WHAT YOU WILL DO:
Each line of the material below should be reproduced exactly.

SOURCE MATERIAL:
-- -- --

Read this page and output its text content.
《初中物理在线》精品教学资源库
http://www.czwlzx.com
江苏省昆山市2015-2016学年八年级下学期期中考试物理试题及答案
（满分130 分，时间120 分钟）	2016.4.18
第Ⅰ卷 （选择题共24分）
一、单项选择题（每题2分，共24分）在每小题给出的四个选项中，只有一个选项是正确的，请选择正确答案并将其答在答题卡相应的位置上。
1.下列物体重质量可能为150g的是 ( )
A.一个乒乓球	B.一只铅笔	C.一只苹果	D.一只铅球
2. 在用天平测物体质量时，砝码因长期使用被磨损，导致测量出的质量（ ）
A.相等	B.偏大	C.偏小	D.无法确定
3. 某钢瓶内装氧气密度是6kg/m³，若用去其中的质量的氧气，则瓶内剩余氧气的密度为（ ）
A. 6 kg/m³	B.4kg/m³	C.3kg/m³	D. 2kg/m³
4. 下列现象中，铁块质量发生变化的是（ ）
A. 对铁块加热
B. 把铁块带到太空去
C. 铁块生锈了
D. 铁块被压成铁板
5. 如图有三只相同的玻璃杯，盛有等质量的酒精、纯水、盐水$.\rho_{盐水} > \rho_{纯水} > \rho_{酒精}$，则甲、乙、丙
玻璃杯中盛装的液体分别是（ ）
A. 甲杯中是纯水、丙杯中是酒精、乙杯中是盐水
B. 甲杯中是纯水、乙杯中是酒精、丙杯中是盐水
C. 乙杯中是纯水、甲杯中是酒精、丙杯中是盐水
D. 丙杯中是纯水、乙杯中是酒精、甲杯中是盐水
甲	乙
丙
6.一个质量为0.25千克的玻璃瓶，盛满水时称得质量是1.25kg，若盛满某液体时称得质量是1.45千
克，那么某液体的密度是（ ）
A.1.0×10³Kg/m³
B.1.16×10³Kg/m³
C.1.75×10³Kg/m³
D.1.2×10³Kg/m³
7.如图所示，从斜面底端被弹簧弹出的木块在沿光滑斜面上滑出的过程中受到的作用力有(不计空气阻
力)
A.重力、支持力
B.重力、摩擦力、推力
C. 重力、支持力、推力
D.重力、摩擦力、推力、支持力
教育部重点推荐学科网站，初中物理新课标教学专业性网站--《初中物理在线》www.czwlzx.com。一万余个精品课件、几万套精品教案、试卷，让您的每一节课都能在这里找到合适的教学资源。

-- -- --

EXERCISE RESULT:
Read this page and output its text content.
《初中物理在线》精品教学资源库
http://www.czwlzx.com
江苏省昆山市2015-2016学年八年级下学期期中考试物理试题及答案
（满分130 分，时间120 分钟）	2016.4.18
第Ⅰ卷 （选择题共24分）
一、单项选择题（每题2分，共24分）在每小题给出的四个选项中，只有一个选项是正确的，请选择正确答案并将其答在答题卡相应的位置上。
1.下列物体重质量可能为150g的是 ( )
A.一个乒乓球	B.一只铅笔	C.一只苹果	D.一只铅球
2. 在用天平测物体质量时，砝码因长期使用被磨损，导致测量出的质量（ ）
A.相等	B.偏大	C.偏小	D.无法确定
3. 某钢瓶内装氧气密度是6kg/m³，若用去其中的质量的氧气，则瓶内剩余氧气的密度为（ ）
A. 6 kg/m³	B.4kg/m³	C.3kg/m³	D. 2kg/m³
4. 下列现象中，铁块质量发生变化的是（ ）
A. 对铁块加热
B. 把铁块带到太空去
C. 铁块生锈了
D. 铁块被压成铁板
5. 如图有三只相同的玻璃杯，盛有等质量的酒精、纯水、盐水$.\rho_{盐水} > \rho_{纯水} > \rho_{酒精}$，则甲、乙、丙
玻璃杯中盛装的液体分别是（ ）
A. 甲杯中是纯水、丙杯中是酒精、乙杯中是盐水
B. 甲杯中是纯水、乙杯中是酒精、丙杯中是盐水
C. 乙杯中是纯水、甲杯中是酒精、丙杯中是盐水
D. 丙杯中是纯水、乙杯中是酒精、甲杯中是盐水
甲	乙
丙
6.一个质量为0.25千克的玻璃瓶，盛满水时称得质量是1.25kg，若盛满某液体时称得质量是1.45千
克，那么某液体的密度是（ ）
A.1.0×10³Kg/m³
B.1.16×10³Kg/m³
C.1.75×10³Kg/m³
D.1.2×10³Kg/m³
7.如图所示，从斜面底端被弹簧弹出的木块在沿光滑斜面上滑出的过程中受到的作用力有(不计空气阻
力)
A.重力、支持力
B.重力、摩擦力、推力
C. 重力、支持力、推力
D.重力、摩擦力、推力、支持力
教育部重点推荐学科网站，初中物理新课标教学专业性网站--《初中物理在线》www.czwlzx.com。一万余个精品课件、几万套精品教案、试卷，让您的每一节课都能在这里找到合适的教学资源。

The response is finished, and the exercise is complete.